Problem statement: Transcribe all records exactly.

(Collected data entries)
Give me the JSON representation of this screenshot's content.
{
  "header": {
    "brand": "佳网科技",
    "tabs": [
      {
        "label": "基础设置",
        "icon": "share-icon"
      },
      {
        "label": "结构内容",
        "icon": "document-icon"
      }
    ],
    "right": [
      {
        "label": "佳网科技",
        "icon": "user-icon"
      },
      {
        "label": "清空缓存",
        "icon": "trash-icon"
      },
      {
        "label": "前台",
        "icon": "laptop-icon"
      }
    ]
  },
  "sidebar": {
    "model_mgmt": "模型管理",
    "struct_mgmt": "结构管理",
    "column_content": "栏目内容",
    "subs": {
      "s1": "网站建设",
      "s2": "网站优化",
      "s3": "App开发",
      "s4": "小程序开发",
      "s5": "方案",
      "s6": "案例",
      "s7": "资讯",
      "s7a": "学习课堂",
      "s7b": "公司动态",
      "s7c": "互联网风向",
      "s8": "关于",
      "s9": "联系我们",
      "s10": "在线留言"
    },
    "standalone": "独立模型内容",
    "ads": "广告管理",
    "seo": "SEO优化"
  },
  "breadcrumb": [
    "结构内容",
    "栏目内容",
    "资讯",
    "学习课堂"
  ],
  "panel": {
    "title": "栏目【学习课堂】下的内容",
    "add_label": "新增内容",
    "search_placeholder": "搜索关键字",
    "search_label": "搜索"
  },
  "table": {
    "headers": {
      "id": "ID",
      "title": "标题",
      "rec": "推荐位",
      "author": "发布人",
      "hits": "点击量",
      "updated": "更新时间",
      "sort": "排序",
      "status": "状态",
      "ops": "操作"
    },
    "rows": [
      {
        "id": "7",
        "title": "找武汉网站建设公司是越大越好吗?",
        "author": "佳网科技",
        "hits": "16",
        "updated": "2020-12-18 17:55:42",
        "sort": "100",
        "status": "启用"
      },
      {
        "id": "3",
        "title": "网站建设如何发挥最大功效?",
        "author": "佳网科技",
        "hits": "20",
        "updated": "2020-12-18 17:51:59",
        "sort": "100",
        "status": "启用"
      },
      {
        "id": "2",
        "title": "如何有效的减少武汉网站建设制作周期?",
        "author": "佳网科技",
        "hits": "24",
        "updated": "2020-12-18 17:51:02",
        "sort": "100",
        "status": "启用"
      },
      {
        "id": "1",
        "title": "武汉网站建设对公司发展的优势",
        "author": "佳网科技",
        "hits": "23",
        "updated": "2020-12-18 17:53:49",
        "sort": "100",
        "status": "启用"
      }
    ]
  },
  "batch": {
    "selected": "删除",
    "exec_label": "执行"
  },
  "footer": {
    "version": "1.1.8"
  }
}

Complete output:
Give me the JSON representation of this screenshot's content.
{
  "header": {
    "brand": "佳网科技",
    "tabs": [
      {
        "label": "基础设置",
        "icon": "share-icon"
      },
      {
        "label": "结构内容",
        "icon": "document-icon"
      }
    ],
    "right": [
      {
        "label": "佳网科技",
        "icon": "user-icon"
      },
      {
        "label": "清空缓存",
        "icon": "trash-icon"
      },
      {
        "label": "前台",
        "icon": "laptop-icon"
      }
    ]
  },
  "sidebar": {
    "model_mgmt": "模型管理",
    "struct_mgmt": "结构管理",
    "column_content": "栏目内容",
    "subs": {
      "s1": "网站建设",
      "s2": "网站优化",
      "s3": "App开发",
      "s4": "小程序开发",
      "s5": "方案",
      "s6": "案例",
      "s7": "资讯",
      "s7a": "学习课堂",
      "s7b": "公司动态",
      "s7c": "互联网风向",
      "s8": "关于",
      "s9": "联系我们",
      "s10": "在线留言"
    },
    "standalone": "独立模型内容",
    "ads": "广告管理",
    "seo": "SEO优化"
  },
  "breadcrumb": [
    "结构内容",
    "栏目内容",
    "资讯",
    "学习课堂"
  ],
  "panel": {
    "title": "栏目【学习课堂】下的内容",
    "add_label": "新增内容",
    "search_placeholder": "搜索关键字",
    "search_label": "搜索"
  },
  "table": {
    "headers": {
      "id": "ID",
      "title": "标题",
      "rec": "推荐位",
      "author": "发布人",
      "hits": "点击量",
      "updated": "更新时间",
      "sort": "排序",
      "status": "状态",
      "ops": "操作"
    },
    "rows": [
      {
        "id": "7",
        "title": "找武汉网站建设公司是越大越好吗?",
        "author": "佳网科技",
        "hits": "16",
        "updated": "2020-12-18 17:55:42",
        "sort": "100",
        "status": "启用"
      },
      {
        "id": "3",
        "title": "网站建设如何发挥最大功效?",
        "author": "佳网科技",
        "hits": "20",
        "updated": "2020-12-18 17:51:59",
        "sort": "100",
        "status": "启用"
      },
      {
        "id": "2",
        "title": "如何有效的减少武汉网站建设制作周期?",
        "author": "佳网科技",
        "hits": "24",
        "updated": "2020-12-18 17:51:02",
        "sort": "100",
        "status": "启用"
      },
      {
        "id": "1",
        "title": "武汉网站建设对公司发展的优势",
        "author": "佳网科技",
        "hits": "23",
        "updated": "2020-12-18 17:53:49",
        "sort": "100",
        "status": "启用"
      }
    ]
  },
  "batch": {
    "selected": "删除",
    "exec_label": "执行"
  },
  "footer": {
    "version": "1.1.8"
  }
}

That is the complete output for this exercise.